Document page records
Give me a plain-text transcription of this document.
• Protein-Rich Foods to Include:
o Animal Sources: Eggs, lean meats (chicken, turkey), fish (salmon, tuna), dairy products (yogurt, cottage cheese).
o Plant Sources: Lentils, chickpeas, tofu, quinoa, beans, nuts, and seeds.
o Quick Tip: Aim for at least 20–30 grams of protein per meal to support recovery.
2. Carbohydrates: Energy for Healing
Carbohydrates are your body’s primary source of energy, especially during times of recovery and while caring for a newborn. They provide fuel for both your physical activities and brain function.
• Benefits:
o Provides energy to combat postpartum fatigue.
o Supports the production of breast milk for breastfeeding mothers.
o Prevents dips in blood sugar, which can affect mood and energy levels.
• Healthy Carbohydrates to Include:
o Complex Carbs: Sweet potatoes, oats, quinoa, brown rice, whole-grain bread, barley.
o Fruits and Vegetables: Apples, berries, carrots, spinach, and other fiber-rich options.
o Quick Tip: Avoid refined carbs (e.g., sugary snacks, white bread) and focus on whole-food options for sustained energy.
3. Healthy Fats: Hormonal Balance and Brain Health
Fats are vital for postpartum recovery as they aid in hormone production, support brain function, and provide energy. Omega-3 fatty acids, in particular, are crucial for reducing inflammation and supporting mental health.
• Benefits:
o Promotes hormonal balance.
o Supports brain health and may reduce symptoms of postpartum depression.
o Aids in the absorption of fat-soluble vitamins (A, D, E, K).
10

Exercise objective
Find the lines above that contain the word "Fats" and collect them.

Solution for this task
3. Healthy Fats: Hormonal Balance and Brain Health
Fats are vital for postpartum recovery as they aid in hormone production, support brain function, and provide energy. Omega-3 fatty acids, in particular, are crucial for reducing inflammation and supporting mental health.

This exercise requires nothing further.